Required action:
Look through the records that follow. Copy every line containing the word "Cases".

(Items from a data source)
* * * * * * *

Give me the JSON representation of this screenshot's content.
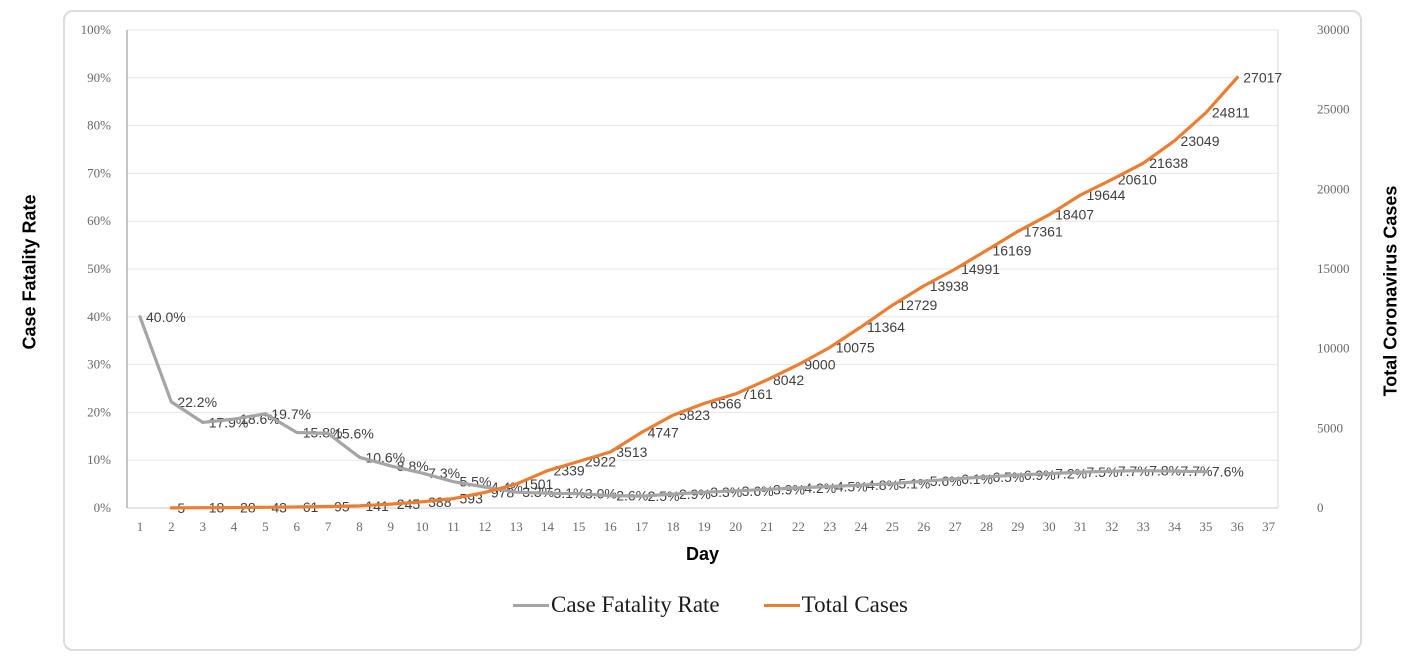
{
  "chart_data": {
    "type": "line",
    "title": "",
    "xlabel": "Day",
    "ylabel_left": "Case Fatality Rate",
    "ylabel_right": "Total Coronavirus Cases",
    "grid": true,
    "legend_position": "bottom",
    "x_ticks": [
      1,
      2,
      3,
      4,
      5,
      6,
      7,
      8,
      9,
      10,
      11,
      12,
      13,
      14,
      15,
      16,
      17,
      18,
      19,
      20,
      21,
      22,
      23,
      24,
      25,
      26,
      27,
      28,
      29,
      30,
      31,
      32,
      33,
      34,
      35,
      36,
      37
    ],
    "left_axis": {
      "min": 0,
      "max": 100,
      "ticks": [
        "0%",
        "10%",
        "20%",
        "30%",
        "40%",
        "50%",
        "60%",
        "70%",
        "80%",
        "90%",
        "100%"
      ]
    },
    "right_axis": {
      "min": 0,
      "max": 30000,
      "ticks": [
        "0",
        "5000",
        "10000",
        "15000",
        "20000",
        "25000",
        "30000"
      ]
    },
    "series": [
      {
        "name": "Case Fatality Rate",
        "axis": "left",
        "color": "#A5A5A5",
        "days": [
          1,
          2,
          3,
          4,
          5,
          6,
          7,
          8,
          9,
          10,
          11,
          12,
          13,
          14,
          15,
          16,
          17,
          18,
          19,
          20,
          21,
          22,
          23,
          24,
          25,
          26,
          27,
          28,
          29,
          30,
          31,
          32,
          33,
          34,
          35
        ],
        "values": [
          40.0,
          22.2,
          17.9,
          18.6,
          19.7,
          15.8,
          15.6,
          10.6,
          8.8,
          7.3,
          5.5,
          4.4,
          3.3,
          3.1,
          3.0,
          2.6,
          2.5,
          2.9,
          3.3,
          3.6,
          3.9,
          4.2,
          4.5,
          4.8,
          5.1,
          5.6,
          6.1,
          6.5,
          6.9,
          7.2,
          7.5,
          7.7,
          7.8,
          7.7,
          7.6
        ],
        "labels": [
          "40.0%",
          "22.2%",
          "17.9%",
          "18.6%",
          "19.7%",
          "15.8%",
          "15.6%",
          "10.6%",
          "8.8%",
          "7.3%",
          "5.5%",
          "4.4%",
          "3.3%",
          "3.1%",
          "3.0%",
          "2.6%",
          "2.5%",
          "2.9%",
          "3.3%",
          "3.6%",
          "3.9%",
          "4.2%",
          "4.5%",
          "4.8%",
          "5.1%",
          "5.6%",
          "6.1%",
          "6.5%",
          "6.9%",
          "7.2%",
          "7.5%",
          "7.7%",
          "7.8%",
          "7.7%",
          "7.6%"
        ]
      },
      {
        "name": "Total Cases",
        "axis": "right",
        "color": "#ED7D31",
        "days": [
          2,
          3,
          4,
          5,
          6,
          7,
          8,
          9,
          10,
          11,
          12,
          13,
          14,
          15,
          16,
          17,
          18,
          19,
          20,
          21,
          22,
          23,
          24,
          25,
          26,
          27,
          28,
          29,
          30,
          31,
          32,
          33,
          34,
          35,
          36
        ],
        "values": [
          5,
          18,
          28,
          43,
          61,
          95,
          141,
          245,
          388,
          593,
          978,
          1501,
          2339,
          2922,
          3513,
          4747,
          5823,
          6566,
          7161,
          8042,
          9000,
          10075,
          11364,
          12729,
          13938,
          14991,
          16169,
          17361,
          18407,
          19644,
          20610,
          21638,
          23049,
          24811,
          27017
        ],
        "labels": [
          "5",
          "18",
          "28",
          "43",
          "61",
          "95",
          "141",
          "245",
          "388",
          "593",
          "978",
          "1501",
          "2339",
          "2922",
          "3513",
          "4747",
          "5823",
          "6566",
          "7161",
          "8042",
          "9000",
          "10075",
          "11364",
          "12729",
          "13938",
          "14991",
          "16169",
          "17361",
          "18407",
          "19644",
          "20610",
          "21638",
          "23049",
          "24811",
          "27017"
        ]
      }
    ]
  },
  "axis_titles": {
    "left": "Case Fatality Rate",
    "right": "Total Coronavirus Cases",
    "x": "Day"
  },
  "legend": {
    "items": [
      {
        "label": "Case Fatality Rate",
        "color": "#A5A5A5"
      },
      {
        "label": "Total Cases",
        "color": "#ED7D31"
      }
    ]
  }
}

* * * * * * *

Output of the exercise:
    "ylabel_right": "Total Coronavirus Cases",
        "name": "Total Cases",
    "right": "Total Coronavirus Cases",
        "label": "Total Cases",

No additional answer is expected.